REQUIREMENT - Give back the full listing, character for character, with no pictures.

DATA FOR THIS EXERCISE -
-=-=-

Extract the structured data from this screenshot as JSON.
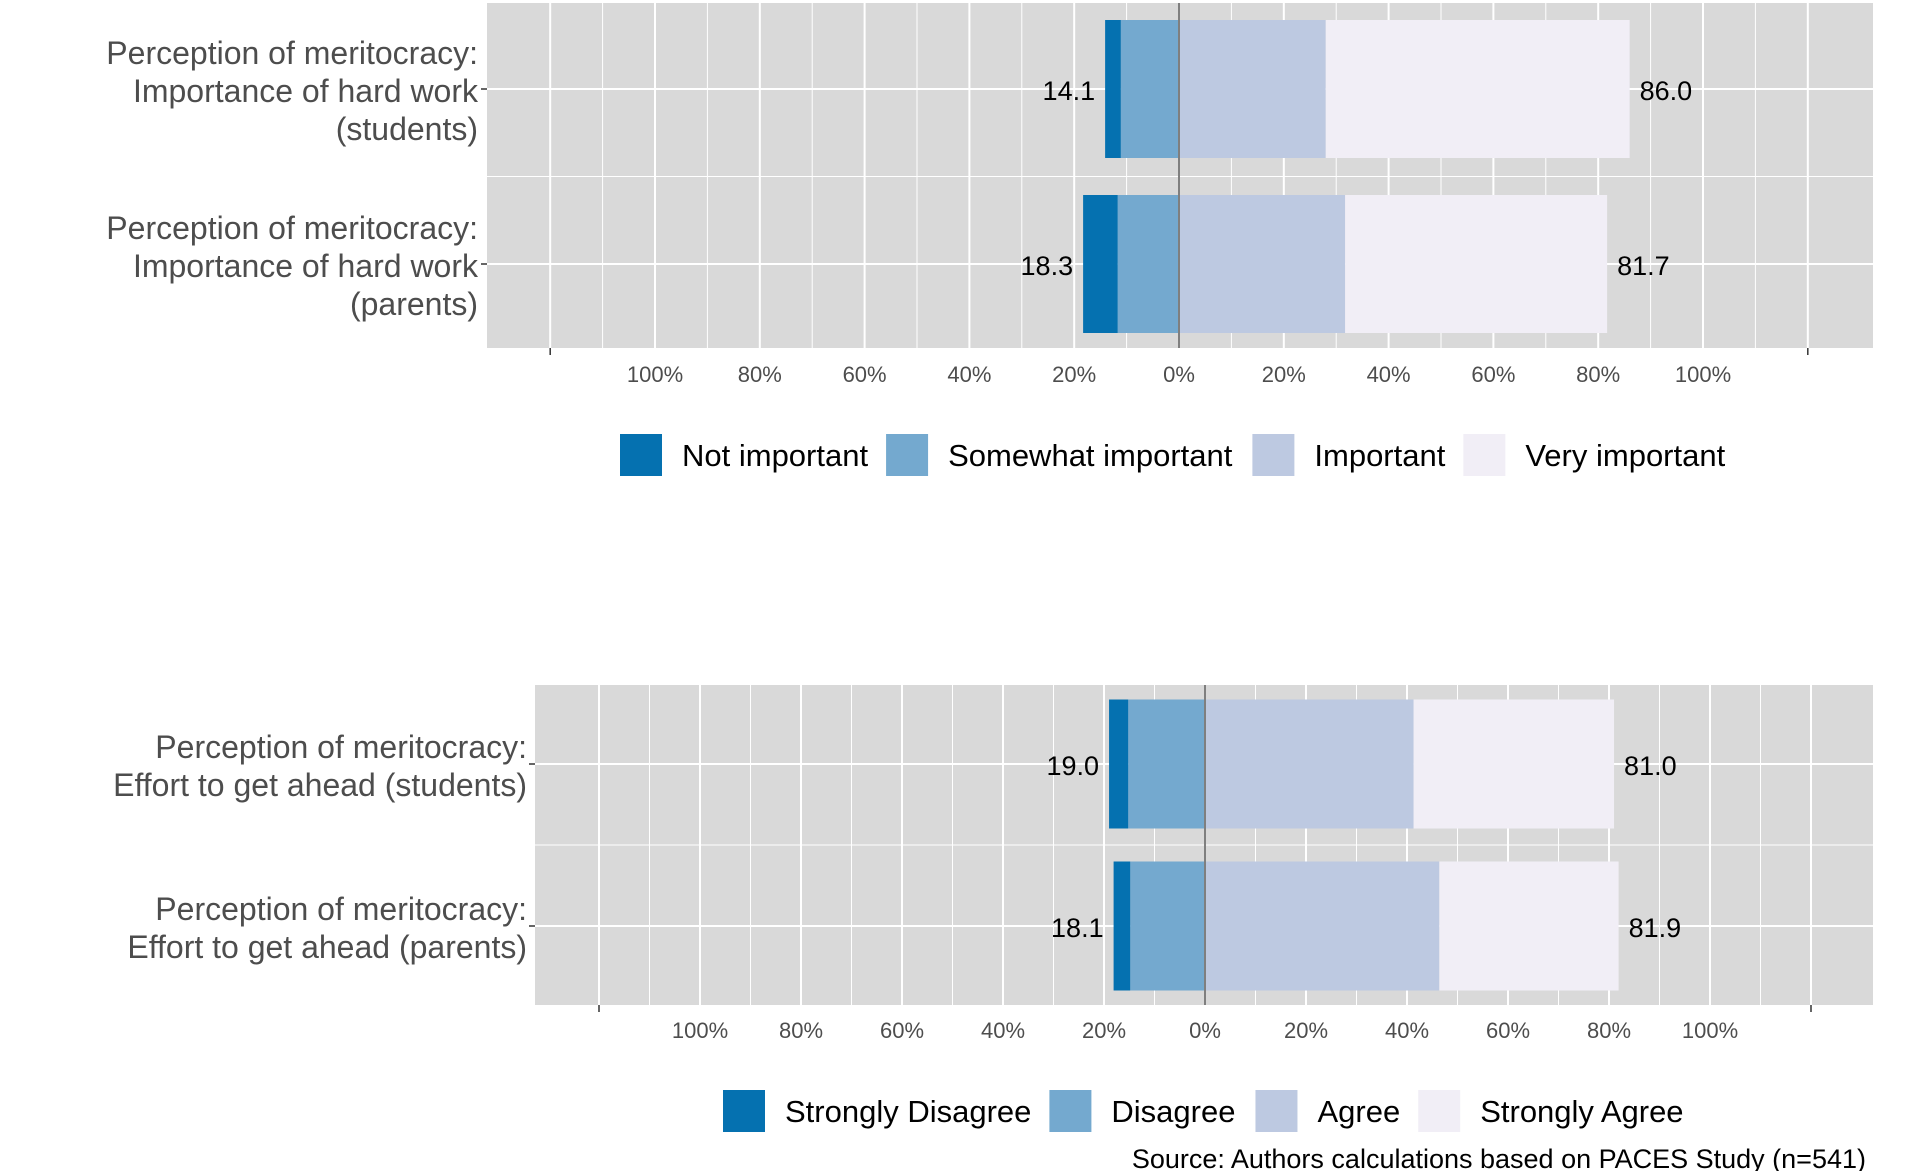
{
  "chart_data": [
    {
      "type": "bar",
      "subtype": "diverging-stacked",
      "title": "",
      "xlabel": "",
      "ylabel": "",
      "xlim": [
        -120,
        120
      ],
      "tick_labels": [
        "100%",
        "80%",
        "60%",
        "40%",
        "20%",
        "0%",
        "20%",
        "40%",
        "60%",
        "80%",
        "100%"
      ],
      "tick_values": [
        -100,
        -80,
        -60,
        -40,
        -20,
        0,
        20,
        40,
        60,
        80,
        100
      ],
      "legend_position": "bottom",
      "grid": true,
      "legend": [
        {
          "name": "Not important",
          "color": "#0571b0"
        },
        {
          "name": "Somewhat important",
          "color": "#74a9cf"
        },
        {
          "name": "Important",
          "color": "#bdc9e1"
        },
        {
          "name": "Very important",
          "color": "#f1eef6"
        }
      ],
      "rows": [
        {
          "category": [
            "Perception of meritocracy:",
            "Importance of hard work",
            "(students)"
          ],
          "segments": [
            -3.0,
            -11.1,
            28.0,
            58.0
          ],
          "left_label": "14.1",
          "right_label": "86.0"
        },
        {
          "category": [
            "Perception of meritocracy:",
            "Importance of hard work",
            "(parents)"
          ],
          "segments": [
            -6.6,
            -11.7,
            31.7,
            50.0
          ],
          "left_label": "18.3",
          "right_label": "81.7"
        }
      ]
    },
    {
      "type": "bar",
      "subtype": "diverging-stacked",
      "title": "",
      "xlabel": "",
      "ylabel": "",
      "xlim": [
        -120,
        120
      ],
      "tick_labels": [
        "100%",
        "80%",
        "60%",
        "40%",
        "20%",
        "0%",
        "20%",
        "40%",
        "60%",
        "80%",
        "100%"
      ],
      "tick_values": [
        -100,
        -80,
        -60,
        -40,
        -20,
        0,
        20,
        40,
        60,
        80,
        100
      ],
      "legend_position": "bottom",
      "grid": true,
      "legend": [
        {
          "name": "Strongly Disagree",
          "color": "#0571b0"
        },
        {
          "name": "Disagree",
          "color": "#74a9cf"
        },
        {
          "name": "Agree",
          "color": "#bdc9e1"
        },
        {
          "name": "Strongly Agree",
          "color": "#f1eef6"
        }
      ],
      "rows": [
        {
          "category": [
            "Perception of meritocracy:",
            "Effort to get ahead (students)"
          ],
          "segments": [
            -3.8,
            -15.2,
            41.3,
            39.7
          ],
          "left_label": "19.0",
          "right_label": "81.0"
        },
        {
          "category": [
            "Perception of meritocracy:",
            "Effort to get ahead  (parents)"
          ],
          "segments": [
            -3.3,
            -14.8,
            46.4,
            35.5
          ],
          "left_label": "18.1",
          "right_label": "81.9"
        }
      ]
    }
  ],
  "source_note": "Source: Authors calculations based on PACES Study (n=541)"
}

-=-=-

WRITTEN ANSWER -
Extract the structured data from this screenshot as JSON.
{
  "chart_data": [
    {
      "type": "bar",
      "subtype": "diverging-stacked",
      "title": "",
      "xlabel": "",
      "ylabel": "",
      "xlim": [
        -120,
        120
      ],
      "tick_labels": [
        "100%",
        "80%",
        "60%",
        "40%",
        "20%",
        "0%",
        "20%",
        "40%",
        "60%",
        "80%",
        "100%"
      ],
      "tick_values": [
        -100,
        -80,
        -60,
        -40,
        -20,
        0,
        20,
        40,
        60,
        80,
        100
      ],
      "legend_position": "bottom",
      "grid": true,
      "legend": [
        {
          "name": "Not important",
          "color": "#0571b0"
        },
        {
          "name": "Somewhat important",
          "color": "#74a9cf"
        },
        {
          "name": "Important",
          "color": "#bdc9e1"
        },
        {
          "name": "Very important",
          "color": "#f1eef6"
        }
      ],
      "rows": [
        {
          "category": [
            "Perception of meritocracy:",
            "Importance of hard work",
            "(students)"
          ],
          "segments": [
            -3.0,
            -11.1,
            28.0,
            58.0
          ],
          "left_label": "14.1",
          "right_label": "86.0"
        },
        {
          "category": [
            "Perception of meritocracy:",
            "Importance of hard work",
            "(parents)"
          ],
          "segments": [
            -6.6,
            -11.7,
            31.7,
            50.0
          ],
          "left_label": "18.3",
          "right_label": "81.7"
        }
      ]
    },
    {
      "type": "bar",
      "subtype": "diverging-stacked",
      "title": "",
      "xlabel": "",
      "ylabel": "",
      "xlim": [
        -120,
        120
      ],
      "tick_labels": [
        "100%",
        "80%",
        "60%",
        "40%",
        "20%",
        "0%",
        "20%",
        "40%",
        "60%",
        "80%",
        "100%"
      ],
      "tick_values": [
        -100,
        -80,
        -60,
        -40,
        -20,
        0,
        20,
        40,
        60,
        80,
        100
      ],
      "legend_position": "bottom",
      "grid": true,
      "legend": [
        {
          "name": "Strongly Disagree",
          "color": "#0571b0"
        },
        {
          "name": "Disagree",
          "color": "#74a9cf"
        },
        {
          "name": "Agree",
          "color": "#bdc9e1"
        },
        {
          "name": "Strongly Agree",
          "color": "#f1eef6"
        }
      ],
      "rows": [
        {
          "category": [
            "Perception of meritocracy:",
            "Effort to get ahead (students)"
          ],
          "segments": [
            -3.8,
            -15.2,
            41.3,
            39.7
          ],
          "left_label": "19.0",
          "right_label": "81.0"
        },
        {
          "category": [
            "Perception of meritocracy:",
            "Effort to get ahead  (parents)"
          ],
          "segments": [
            -3.3,
            -14.8,
            46.4,
            35.5
          ],
          "left_label": "18.1",
          "right_label": "81.9"
        }
      ]
    }
  ],
  "source_note": "Source: Authors calculations based on PACES Study (n=541)"
}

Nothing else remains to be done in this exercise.